Records to process:
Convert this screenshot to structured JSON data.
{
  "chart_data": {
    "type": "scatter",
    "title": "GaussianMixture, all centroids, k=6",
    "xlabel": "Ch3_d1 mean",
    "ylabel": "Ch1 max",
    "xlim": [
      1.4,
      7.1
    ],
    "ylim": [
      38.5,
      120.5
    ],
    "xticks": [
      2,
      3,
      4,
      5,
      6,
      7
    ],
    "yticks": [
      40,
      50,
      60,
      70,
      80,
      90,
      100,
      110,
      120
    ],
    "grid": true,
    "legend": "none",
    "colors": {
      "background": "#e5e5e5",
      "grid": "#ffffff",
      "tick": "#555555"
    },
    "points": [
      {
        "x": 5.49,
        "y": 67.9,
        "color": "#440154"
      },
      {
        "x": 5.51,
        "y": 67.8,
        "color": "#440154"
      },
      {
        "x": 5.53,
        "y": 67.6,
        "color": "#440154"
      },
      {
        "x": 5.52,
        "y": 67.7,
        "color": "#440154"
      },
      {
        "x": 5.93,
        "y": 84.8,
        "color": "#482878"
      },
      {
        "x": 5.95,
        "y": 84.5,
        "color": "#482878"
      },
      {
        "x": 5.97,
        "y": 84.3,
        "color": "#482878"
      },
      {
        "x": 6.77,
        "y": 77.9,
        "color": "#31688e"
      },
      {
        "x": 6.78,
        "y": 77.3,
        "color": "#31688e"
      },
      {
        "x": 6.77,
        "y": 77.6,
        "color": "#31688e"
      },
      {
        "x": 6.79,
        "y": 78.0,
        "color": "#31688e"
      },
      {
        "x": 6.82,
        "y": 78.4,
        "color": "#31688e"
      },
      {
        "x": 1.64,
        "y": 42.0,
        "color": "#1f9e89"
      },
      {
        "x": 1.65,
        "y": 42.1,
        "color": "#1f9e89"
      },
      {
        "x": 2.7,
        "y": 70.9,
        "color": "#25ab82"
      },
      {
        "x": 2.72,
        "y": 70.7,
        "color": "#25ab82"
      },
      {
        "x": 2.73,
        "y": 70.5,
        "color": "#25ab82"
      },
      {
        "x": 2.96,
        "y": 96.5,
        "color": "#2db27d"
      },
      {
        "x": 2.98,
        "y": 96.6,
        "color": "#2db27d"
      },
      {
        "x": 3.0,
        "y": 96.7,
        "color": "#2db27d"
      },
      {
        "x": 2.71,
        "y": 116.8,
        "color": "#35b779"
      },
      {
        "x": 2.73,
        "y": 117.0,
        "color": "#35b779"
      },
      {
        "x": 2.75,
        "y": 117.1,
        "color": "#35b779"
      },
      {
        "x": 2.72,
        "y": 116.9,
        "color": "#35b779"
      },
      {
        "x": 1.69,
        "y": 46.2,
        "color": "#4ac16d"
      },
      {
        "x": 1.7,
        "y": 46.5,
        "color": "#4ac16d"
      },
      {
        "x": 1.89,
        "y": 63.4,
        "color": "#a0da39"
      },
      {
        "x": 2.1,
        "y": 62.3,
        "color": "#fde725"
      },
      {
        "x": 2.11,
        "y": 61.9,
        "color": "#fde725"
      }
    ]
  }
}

Set exercise: Take the entries above and transcribe them in full.

Correct result:
Convert this screenshot to structured JSON data.
{
  "chart_data": {
    "type": "scatter",
    "title": "GaussianMixture, all centroids, k=6",
    "xlabel": "Ch3_d1 mean",
    "ylabel": "Ch1 max",
    "xlim": [
      1.4,
      7.1
    ],
    "ylim": [
      38.5,
      120.5
    ],
    "xticks": [
      2,
      3,
      4,
      5,
      6,
      7
    ],
    "yticks": [
      40,
      50,
      60,
      70,
      80,
      90,
      100,
      110,
      120
    ],
    "grid": true,
    "legend": "none",
    "colors": {
      "background": "#e5e5e5",
      "grid": "#ffffff",
      "tick": "#555555"
    },
    "points": [
      {
        "x": 5.49,
        "y": 67.9,
        "color": "#440154"
      },
      {
        "x": 5.51,
        "y": 67.8,
        "color": "#440154"
      },
      {
        "x": 5.53,
        "y": 67.6,
        "color": "#440154"
      },
      {
        "x": 5.52,
        "y": 67.7,
        "color": "#440154"
      },
      {
        "x": 5.93,
        "y": 84.8,
        "color": "#482878"
      },
      {
        "x": 5.95,
        "y": 84.5,
        "color": "#482878"
      },
      {
        "x": 5.97,
        "y": 84.3,
        "color": "#482878"
      },
      {
        "x": 6.77,
        "y": 77.9,
        "color": "#31688e"
      },
      {
        "x": 6.78,
        "y": 77.3,
        "color": "#31688e"
      },
      {
        "x": 6.77,
        "y": 77.6,
        "color": "#31688e"
      },
      {
        "x": 6.79,
        "y": 78.0,
        "color": "#31688e"
      },
      {
        "x": 6.82,
        "y": 78.4,
        "color": "#31688e"
      },
      {
        "x": 1.64,
        "y": 42.0,
        "color": "#1f9e89"
      },
      {
        "x": 1.65,
        "y": 42.1,
        "color": "#1f9e89"
      },
      {
        "x": 2.7,
        "y": 70.9,
        "color": "#25ab82"
      },
      {
        "x": 2.72,
        "y": 70.7,
        "color": "#25ab82"
      },
      {
        "x": 2.73,
        "y": 70.5,
        "color": "#25ab82"
      },
      {
        "x": 2.96,
        "y": 96.5,
        "color": "#2db27d"
      },
      {
        "x": 2.98,
        "y": 96.6,
        "color": "#2db27d"
      },
      {
        "x": 3.0,
        "y": 96.7,
        "color": "#2db27d"
      },
      {
        "x": 2.71,
        "y": 116.8,
        "color": "#35b779"
      },
      {
        "x": 2.73,
        "y": 117.0,
        "color": "#35b779"
      },
      {
        "x": 2.75,
        "y": 117.1,
        "color": "#35b779"
      },
      {
        "x": 2.72,
        "y": 116.9,
        "color": "#35b779"
      },
      {
        "x": 1.69,
        "y": 46.2,
        "color": "#4ac16d"
      },
      {
        "x": 1.7,
        "y": 46.5,
        "color": "#4ac16d"
      },
      {
        "x": 1.89,
        "y": 63.4,
        "color": "#a0da39"
      },
      {
        "x": 2.1,
        "y": 62.3,
        "color": "#fde725"
      },
      {
        "x": 2.11,
        "y": 61.9,
        "color": "#fde725"
      }
    ]
  }
}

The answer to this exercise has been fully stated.